* begin Exercise data *

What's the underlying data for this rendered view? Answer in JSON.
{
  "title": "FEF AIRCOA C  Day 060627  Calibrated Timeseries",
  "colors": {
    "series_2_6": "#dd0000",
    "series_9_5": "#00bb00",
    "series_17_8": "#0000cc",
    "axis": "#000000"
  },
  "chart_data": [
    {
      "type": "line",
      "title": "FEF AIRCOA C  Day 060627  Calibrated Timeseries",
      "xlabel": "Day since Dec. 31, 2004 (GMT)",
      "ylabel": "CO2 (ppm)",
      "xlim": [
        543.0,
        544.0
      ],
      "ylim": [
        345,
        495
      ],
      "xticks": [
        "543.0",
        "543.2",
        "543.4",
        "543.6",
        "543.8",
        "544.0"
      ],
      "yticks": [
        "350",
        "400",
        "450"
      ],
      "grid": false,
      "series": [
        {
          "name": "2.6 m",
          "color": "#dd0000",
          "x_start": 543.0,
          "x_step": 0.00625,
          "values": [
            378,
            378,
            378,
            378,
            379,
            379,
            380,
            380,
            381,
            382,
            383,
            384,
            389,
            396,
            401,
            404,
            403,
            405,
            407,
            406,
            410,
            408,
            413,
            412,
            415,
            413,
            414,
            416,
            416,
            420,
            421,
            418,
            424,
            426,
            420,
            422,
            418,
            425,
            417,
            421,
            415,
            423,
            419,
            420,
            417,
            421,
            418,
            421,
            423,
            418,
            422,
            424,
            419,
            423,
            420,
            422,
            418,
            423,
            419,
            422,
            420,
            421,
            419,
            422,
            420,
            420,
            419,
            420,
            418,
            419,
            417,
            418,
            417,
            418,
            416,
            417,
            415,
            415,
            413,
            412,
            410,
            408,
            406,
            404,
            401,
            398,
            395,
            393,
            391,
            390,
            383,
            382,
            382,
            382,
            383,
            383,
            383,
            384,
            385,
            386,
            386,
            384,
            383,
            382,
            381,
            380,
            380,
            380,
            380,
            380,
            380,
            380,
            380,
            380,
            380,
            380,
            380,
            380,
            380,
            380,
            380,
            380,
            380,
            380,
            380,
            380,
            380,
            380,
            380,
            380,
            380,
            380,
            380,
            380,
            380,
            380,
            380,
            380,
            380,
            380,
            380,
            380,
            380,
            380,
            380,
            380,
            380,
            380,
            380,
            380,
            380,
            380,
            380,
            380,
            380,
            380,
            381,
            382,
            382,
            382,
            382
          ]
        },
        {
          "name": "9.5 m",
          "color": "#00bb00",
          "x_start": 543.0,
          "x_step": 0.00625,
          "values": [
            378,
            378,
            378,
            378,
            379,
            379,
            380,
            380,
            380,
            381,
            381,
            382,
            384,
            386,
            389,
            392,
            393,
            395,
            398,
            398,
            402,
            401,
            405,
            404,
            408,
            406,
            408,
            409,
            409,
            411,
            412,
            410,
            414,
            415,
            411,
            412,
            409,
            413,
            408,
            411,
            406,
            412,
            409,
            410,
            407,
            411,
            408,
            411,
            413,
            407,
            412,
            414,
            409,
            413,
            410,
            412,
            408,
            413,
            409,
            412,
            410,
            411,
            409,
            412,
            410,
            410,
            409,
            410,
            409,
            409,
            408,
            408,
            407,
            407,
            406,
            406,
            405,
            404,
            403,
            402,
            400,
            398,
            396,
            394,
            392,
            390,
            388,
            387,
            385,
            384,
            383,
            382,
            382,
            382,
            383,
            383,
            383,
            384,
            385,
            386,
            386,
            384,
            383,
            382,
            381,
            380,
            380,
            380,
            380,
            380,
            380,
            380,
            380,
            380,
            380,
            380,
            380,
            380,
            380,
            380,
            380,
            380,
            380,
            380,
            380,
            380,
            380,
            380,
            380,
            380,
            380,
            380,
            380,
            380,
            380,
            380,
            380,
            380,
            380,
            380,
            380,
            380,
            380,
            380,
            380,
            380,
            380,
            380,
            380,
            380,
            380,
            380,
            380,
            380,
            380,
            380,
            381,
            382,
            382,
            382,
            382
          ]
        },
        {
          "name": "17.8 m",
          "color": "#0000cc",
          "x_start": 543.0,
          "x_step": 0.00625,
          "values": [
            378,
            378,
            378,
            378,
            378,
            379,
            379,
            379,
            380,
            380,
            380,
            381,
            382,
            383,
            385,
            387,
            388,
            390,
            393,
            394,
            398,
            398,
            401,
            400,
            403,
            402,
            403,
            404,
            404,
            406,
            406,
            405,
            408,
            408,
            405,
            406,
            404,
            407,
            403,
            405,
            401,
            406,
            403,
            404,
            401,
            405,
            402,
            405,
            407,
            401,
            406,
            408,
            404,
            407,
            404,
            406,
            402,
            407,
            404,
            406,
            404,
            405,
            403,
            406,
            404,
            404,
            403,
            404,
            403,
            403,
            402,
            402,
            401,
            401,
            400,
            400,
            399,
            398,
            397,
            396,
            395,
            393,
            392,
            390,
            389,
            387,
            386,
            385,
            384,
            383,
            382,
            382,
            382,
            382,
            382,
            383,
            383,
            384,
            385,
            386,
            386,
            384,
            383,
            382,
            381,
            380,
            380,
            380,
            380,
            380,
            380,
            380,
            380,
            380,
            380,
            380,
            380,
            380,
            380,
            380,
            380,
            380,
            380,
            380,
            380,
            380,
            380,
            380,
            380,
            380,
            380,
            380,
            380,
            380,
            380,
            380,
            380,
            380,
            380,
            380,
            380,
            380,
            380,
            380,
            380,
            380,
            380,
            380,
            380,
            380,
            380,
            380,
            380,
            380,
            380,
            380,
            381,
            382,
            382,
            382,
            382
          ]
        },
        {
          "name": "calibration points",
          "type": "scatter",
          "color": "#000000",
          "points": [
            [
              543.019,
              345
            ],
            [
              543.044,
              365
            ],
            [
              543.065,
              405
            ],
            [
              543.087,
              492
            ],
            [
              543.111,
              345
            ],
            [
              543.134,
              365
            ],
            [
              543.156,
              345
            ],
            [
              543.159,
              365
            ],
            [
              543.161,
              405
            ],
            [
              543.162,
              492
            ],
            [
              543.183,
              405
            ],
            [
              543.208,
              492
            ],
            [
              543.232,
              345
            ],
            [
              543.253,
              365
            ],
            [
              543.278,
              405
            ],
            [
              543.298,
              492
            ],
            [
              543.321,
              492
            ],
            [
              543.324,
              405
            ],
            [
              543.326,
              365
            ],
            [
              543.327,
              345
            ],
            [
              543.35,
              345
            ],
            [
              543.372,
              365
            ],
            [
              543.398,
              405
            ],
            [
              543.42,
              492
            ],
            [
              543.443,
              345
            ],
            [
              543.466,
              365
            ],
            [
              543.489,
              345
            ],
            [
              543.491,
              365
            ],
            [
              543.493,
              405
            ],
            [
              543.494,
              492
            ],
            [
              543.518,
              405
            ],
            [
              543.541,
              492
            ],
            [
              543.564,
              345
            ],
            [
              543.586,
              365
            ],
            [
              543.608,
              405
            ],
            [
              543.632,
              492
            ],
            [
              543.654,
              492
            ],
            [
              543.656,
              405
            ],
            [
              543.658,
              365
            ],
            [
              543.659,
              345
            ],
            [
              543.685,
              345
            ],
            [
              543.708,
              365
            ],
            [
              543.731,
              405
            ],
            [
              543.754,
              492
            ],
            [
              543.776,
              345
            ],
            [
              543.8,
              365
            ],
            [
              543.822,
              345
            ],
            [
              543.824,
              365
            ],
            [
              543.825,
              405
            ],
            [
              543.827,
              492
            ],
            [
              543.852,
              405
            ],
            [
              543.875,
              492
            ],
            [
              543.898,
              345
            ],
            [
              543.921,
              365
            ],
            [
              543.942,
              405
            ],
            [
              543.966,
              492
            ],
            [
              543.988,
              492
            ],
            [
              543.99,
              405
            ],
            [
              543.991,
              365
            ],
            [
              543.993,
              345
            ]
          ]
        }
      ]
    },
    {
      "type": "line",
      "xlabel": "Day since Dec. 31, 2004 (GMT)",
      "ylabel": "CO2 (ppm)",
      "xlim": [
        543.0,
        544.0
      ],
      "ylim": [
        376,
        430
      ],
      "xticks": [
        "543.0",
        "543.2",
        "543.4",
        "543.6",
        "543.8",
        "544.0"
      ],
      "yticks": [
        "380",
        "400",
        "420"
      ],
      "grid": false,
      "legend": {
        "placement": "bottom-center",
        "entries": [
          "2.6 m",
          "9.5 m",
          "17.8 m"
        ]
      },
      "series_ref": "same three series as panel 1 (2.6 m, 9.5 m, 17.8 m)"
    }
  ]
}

* end Exercise data *

Problem to solve
Tally up the lines in the records containing the word "Calibrated", then give the count and nothing else.

Answer for the task
2